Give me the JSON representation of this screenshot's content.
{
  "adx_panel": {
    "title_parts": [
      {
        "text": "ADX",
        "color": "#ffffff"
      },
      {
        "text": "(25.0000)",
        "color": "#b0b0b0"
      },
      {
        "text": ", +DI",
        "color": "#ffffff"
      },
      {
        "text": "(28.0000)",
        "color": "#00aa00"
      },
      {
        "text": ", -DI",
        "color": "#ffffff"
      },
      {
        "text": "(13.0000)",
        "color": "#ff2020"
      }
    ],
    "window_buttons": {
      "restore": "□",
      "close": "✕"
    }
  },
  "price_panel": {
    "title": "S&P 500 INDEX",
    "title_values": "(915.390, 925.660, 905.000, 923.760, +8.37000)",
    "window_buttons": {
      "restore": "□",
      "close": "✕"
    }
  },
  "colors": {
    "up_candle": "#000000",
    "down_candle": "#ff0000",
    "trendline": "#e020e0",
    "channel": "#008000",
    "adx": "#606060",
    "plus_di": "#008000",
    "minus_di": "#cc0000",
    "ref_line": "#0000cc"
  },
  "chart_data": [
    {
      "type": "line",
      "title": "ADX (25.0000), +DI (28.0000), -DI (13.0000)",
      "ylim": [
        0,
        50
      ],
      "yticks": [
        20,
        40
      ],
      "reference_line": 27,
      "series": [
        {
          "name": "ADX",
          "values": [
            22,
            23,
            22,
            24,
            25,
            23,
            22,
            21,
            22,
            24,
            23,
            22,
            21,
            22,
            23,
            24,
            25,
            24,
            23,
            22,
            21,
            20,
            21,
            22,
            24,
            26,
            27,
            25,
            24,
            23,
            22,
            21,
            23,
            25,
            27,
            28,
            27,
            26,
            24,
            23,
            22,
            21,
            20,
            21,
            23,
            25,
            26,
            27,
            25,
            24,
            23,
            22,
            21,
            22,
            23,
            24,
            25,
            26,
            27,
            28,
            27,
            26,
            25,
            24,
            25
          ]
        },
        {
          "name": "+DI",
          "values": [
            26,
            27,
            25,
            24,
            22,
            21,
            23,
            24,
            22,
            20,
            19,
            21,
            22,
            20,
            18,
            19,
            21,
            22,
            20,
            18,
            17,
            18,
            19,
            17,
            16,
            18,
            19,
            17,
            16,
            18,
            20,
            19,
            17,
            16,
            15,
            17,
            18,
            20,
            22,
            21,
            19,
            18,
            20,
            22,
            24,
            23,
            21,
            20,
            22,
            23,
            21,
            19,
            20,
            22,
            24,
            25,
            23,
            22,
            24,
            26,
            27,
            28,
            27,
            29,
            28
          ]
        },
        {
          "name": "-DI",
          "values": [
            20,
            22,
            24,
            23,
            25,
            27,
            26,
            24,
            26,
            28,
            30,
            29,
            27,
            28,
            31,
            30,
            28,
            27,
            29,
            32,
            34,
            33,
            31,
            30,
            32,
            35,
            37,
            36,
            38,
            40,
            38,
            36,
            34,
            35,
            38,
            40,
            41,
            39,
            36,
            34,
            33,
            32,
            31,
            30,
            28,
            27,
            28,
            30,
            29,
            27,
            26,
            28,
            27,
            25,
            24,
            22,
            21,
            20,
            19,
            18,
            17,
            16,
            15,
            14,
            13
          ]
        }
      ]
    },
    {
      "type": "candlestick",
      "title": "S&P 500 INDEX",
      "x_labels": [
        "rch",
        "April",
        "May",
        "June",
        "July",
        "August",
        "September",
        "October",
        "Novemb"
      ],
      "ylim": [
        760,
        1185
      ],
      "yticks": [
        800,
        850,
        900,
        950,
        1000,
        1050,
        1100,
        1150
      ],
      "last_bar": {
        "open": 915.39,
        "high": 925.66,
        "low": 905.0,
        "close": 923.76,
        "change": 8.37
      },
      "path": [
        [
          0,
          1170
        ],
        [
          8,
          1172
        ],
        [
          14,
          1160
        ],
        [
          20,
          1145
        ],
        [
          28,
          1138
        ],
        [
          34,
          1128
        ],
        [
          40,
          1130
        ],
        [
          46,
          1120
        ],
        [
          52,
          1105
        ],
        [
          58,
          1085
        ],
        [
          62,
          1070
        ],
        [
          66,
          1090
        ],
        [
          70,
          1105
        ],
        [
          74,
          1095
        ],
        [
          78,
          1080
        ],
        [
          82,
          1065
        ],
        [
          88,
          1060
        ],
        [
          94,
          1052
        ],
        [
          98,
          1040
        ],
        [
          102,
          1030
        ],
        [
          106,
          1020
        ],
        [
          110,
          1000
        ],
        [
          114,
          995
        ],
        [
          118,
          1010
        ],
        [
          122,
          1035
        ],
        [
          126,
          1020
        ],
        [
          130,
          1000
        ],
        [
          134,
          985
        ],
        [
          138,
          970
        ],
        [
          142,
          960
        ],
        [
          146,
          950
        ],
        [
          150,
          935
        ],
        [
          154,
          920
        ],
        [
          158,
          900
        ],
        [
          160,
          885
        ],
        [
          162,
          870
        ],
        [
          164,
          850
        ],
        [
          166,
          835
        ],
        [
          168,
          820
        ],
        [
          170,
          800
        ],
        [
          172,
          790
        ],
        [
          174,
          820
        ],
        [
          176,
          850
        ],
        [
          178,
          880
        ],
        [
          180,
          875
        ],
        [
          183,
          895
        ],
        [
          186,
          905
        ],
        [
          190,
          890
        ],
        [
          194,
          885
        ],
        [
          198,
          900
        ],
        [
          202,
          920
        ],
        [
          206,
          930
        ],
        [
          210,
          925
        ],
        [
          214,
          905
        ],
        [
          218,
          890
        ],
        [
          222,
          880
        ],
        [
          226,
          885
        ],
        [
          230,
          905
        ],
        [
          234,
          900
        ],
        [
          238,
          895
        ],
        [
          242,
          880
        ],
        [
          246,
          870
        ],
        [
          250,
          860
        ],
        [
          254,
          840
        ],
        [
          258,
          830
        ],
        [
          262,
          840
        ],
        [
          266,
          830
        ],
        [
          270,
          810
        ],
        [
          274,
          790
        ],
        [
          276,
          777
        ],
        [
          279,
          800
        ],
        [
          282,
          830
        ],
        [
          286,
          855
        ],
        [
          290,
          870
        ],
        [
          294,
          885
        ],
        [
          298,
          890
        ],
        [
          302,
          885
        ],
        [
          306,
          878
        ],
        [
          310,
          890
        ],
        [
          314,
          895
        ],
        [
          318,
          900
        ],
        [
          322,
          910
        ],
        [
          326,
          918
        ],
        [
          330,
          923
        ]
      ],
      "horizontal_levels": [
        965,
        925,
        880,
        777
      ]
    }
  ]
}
━━━━━━━━
• **Exercise aim**:
Output every line above without altering anything.

• **The completed task**:
Give me the JSON representation of this screenshot's content.
{
  "adx_panel": {
    "title_parts": [
      {
        "text": "ADX",
        "color": "#ffffff"
      },
      {
        "text": "(25.0000)",
        "color": "#b0b0b0"
      },
      {
        "text": ", +DI",
        "color": "#ffffff"
      },
      {
        "text": "(28.0000)",
        "color": "#00aa00"
      },
      {
        "text": ", -DI",
        "color": "#ffffff"
      },
      {
        "text": "(13.0000)",
        "color": "#ff2020"
      }
    ],
    "window_buttons": {
      "restore": "□",
      "close": "✕"
    }
  },
  "price_panel": {
    "title": "S&P 500 INDEX",
    "title_values": "(915.390, 925.660, 905.000, 923.760, +8.37000)",
    "window_buttons": {
      "restore": "□",
      "close": "✕"
    }
  },
  "colors": {
    "up_candle": "#000000",
    "down_candle": "#ff0000",
    "trendline": "#e020e0",
    "channel": "#008000",
    "adx": "#606060",
    "plus_di": "#008000",
    "minus_di": "#cc0000",
    "ref_line": "#0000cc"
  },
  "chart_data": [
    {
      "type": "line",
      "title": "ADX (25.0000), +DI (28.0000), -DI (13.0000)",
      "ylim": [
        0,
        50
      ],
      "yticks": [
        20,
        40
      ],
      "reference_line": 27,
      "series": [
        {
          "name": "ADX",
          "values": [
            22,
            23,
            22,
            24,
            25,
            23,
            22,
            21,
            22,
            24,
            23,
            22,
            21,
            22,
            23,
            24,
            25,
            24,
            23,
            22,
            21,
            20,
            21,
            22,
            24,
            26,
            27,
            25,
            24,
            23,
            22,
            21,
            23,
            25,
            27,
            28,
            27,
            26,
            24,
            23,
            22,
            21,
            20,
            21,
            23,
            25,
            26,
            27,
            25,
            24,
            23,
            22,
            21,
            22,
            23,
            24,
            25,
            26,
            27,
            28,
            27,
            26,
            25,
            24,
            25
          ]
        },
        {
          "name": "+DI",
          "values": [
            26,
            27,
            25,
            24,
            22,
            21,
            23,
            24,
            22,
            20,
            19,
            21,
            22,
            20,
            18,
            19,
            21,
            22,
            20,
            18,
            17,
            18,
            19,
            17,
            16,
            18,
            19,
            17,
            16,
            18,
            20,
            19,
            17,
            16,
            15,
            17,
            18,
            20,
            22,
            21,
            19,
            18,
            20,
            22,
            24,
            23,
            21,
            20,
            22,
            23,
            21,
            19,
            20,
            22,
            24,
            25,
            23,
            22,
            24,
            26,
            27,
            28,
            27,
            29,
            28
          ]
        },
        {
          "name": "-DI",
          "values": [
            20,
            22,
            24,
            23,
            25,
            27,
            26,
            24,
            26,
            28,
            30,
            29,
            27,
            28,
            31,
            30,
            28,
            27,
            29,
            32,
            34,
            33,
            31,
            30,
            32,
            35,
            37,
            36,
            38,
            40,
            38,
            36,
            34,
            35,
            38,
            40,
            41,
            39,
            36,
            34,
            33,
            32,
            31,
            30,
            28,
            27,
            28,
            30,
            29,
            27,
            26,
            28,
            27,
            25,
            24,
            22,
            21,
            20,
            19,
            18,
            17,
            16,
            15,
            14,
            13
          ]
        }
      ]
    },
    {
      "type": "candlestick",
      "title": "S&P 500 INDEX",
      "x_labels": [
        "rch",
        "April",
        "May",
        "June",
        "July",
        "August",
        "September",
        "October",
        "Novemb"
      ],
      "ylim": [
        760,
        1185
      ],
      "yticks": [
        800,
        850,
        900,
        950,
        1000,
        1050,
        1100,
        1150
      ],
      "last_bar": {
        "open": 915.39,
        "high": 925.66,
        "low": 905.0,
        "close": 923.76,
        "change": 8.37
      },
      "path": [
        [
          0,
          1170
        ],
        [
          8,
          1172
        ],
        [
          14,
          1160
        ],
        [
          20,
          1145
        ],
        [
          28,
          1138
        ],
        [
          34,
          1128
        ],
        [
          40,
          1130
        ],
        [
          46,
          1120
        ],
        [
          52,
          1105
        ],
        [
          58,
          1085
        ],
        [
          62,
          1070
        ],
        [
          66,
          1090
        ],
        [
          70,
          1105
        ],
        [
          74,
          1095
        ],
        [
          78,
          1080
        ],
        [
          82,
          1065
        ],
        [
          88,
          1060
        ],
        [
          94,
          1052
        ],
        [
          98,
          1040
        ],
        [
          102,
          1030
        ],
        [
          106,
          1020
        ],
        [
          110,
          1000
        ],
        [
          114,
          995
        ],
        [
          118,
          1010
        ],
        [
          122,
          1035
        ],
        [
          126,
          1020
        ],
        [
          130,
          1000
        ],
        [
          134,
          985
        ],
        [
          138,
          970
        ],
        [
          142,
          960
        ],
        [
          146,
          950
        ],
        [
          150,
          935
        ],
        [
          154,
          920
        ],
        [
          158,
          900
        ],
        [
          160,
          885
        ],
        [
          162,
          870
        ],
        [
          164,
          850
        ],
        [
          166,
          835
        ],
        [
          168,
          820
        ],
        [
          170,
          800
        ],
        [
          172,
          790
        ],
        [
          174,
          820
        ],
        [
          176,
          850
        ],
        [
          178,
          880
        ],
        [
          180,
          875
        ],
        [
          183,
          895
        ],
        [
          186,
          905
        ],
        [
          190,
          890
        ],
        [
          194,
          885
        ],
        [
          198,
          900
        ],
        [
          202,
          920
        ],
        [
          206,
          930
        ],
        [
          210,
          925
        ],
        [
          214,
          905
        ],
        [
          218,
          890
        ],
        [
          222,
          880
        ],
        [
          226,
          885
        ],
        [
          230,
          905
        ],
        [
          234,
          900
        ],
        [
          238,
          895
        ],
        [
          242,
          880
        ],
        [
          246,
          870
        ],
        [
          250,
          860
        ],
        [
          254,
          840
        ],
        [
          258,
          830
        ],
        [
          262,
          840
        ],
        [
          266,
          830
        ],
        [
          270,
          810
        ],
        [
          274,
          790
        ],
        [
          276,
          777
        ],
        [
          279,
          800
        ],
        [
          282,
          830
        ],
        [
          286,
          855
        ],
        [
          290,
          870
        ],
        [
          294,
          885
        ],
        [
          298,
          890
        ],
        [
          302,
          885
        ],
        [
          306,
          878
        ],
        [
          310,
          890
        ],
        [
          314,
          895
        ],
        [
          318,
          900
        ],
        [
          322,
          910
        ],
        [
          326,
          918
        ],
        [
          330,
          923
        ]
      ],
      "horizontal_levels": [
        965,
        925,
        880,
        777
      ]
    }
  ]
}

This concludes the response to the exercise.